┏━━
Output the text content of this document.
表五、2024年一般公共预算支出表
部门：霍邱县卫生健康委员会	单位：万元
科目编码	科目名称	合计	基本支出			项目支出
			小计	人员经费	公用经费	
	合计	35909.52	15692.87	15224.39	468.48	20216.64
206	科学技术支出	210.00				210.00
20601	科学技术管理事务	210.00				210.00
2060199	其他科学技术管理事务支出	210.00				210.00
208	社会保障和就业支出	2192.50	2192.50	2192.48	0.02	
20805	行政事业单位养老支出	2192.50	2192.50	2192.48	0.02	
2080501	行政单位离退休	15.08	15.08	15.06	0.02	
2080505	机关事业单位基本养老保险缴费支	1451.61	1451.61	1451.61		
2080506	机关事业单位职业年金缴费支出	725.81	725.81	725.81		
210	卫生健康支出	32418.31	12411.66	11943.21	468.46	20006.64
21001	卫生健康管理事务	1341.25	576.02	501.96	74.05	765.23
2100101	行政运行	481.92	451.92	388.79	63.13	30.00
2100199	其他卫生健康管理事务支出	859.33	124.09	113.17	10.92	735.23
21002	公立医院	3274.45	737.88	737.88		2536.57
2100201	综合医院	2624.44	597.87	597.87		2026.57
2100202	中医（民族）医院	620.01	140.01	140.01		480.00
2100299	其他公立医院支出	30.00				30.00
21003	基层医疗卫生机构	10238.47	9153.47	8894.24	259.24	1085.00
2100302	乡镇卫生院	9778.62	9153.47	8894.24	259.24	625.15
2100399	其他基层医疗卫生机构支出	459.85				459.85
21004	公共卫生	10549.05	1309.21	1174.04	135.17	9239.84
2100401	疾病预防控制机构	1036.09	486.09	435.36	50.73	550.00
┗━━
┏━━
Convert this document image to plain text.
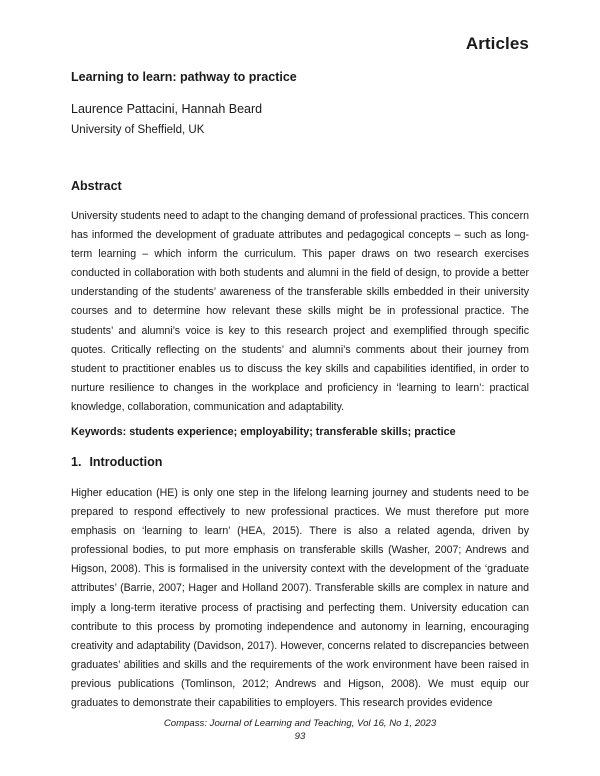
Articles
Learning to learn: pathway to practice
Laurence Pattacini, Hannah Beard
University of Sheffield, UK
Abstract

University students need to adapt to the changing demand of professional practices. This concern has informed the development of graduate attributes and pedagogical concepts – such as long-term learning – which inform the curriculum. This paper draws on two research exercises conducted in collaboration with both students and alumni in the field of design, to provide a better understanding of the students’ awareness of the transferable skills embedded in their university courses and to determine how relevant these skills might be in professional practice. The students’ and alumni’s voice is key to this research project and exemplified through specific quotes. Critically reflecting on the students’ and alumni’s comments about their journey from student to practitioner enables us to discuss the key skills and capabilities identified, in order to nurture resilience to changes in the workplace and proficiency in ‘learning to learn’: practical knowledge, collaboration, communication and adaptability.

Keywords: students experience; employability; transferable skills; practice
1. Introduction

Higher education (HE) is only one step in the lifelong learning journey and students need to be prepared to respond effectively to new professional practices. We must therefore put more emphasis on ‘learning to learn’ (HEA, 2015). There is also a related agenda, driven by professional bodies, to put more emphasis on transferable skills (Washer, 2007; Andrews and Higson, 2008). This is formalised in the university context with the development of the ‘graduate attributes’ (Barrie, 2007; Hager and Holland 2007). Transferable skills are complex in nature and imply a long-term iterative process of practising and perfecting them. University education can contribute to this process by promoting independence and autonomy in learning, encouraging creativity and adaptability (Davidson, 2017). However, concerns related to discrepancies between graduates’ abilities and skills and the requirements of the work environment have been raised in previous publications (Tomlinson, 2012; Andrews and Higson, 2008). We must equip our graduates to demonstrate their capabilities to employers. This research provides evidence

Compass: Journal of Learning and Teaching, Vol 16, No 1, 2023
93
┗━━
Goal: Report all lines of the material that contain the word "document".

Solution to this problem:
Output the text content of this document.
Convert this document image to plain text.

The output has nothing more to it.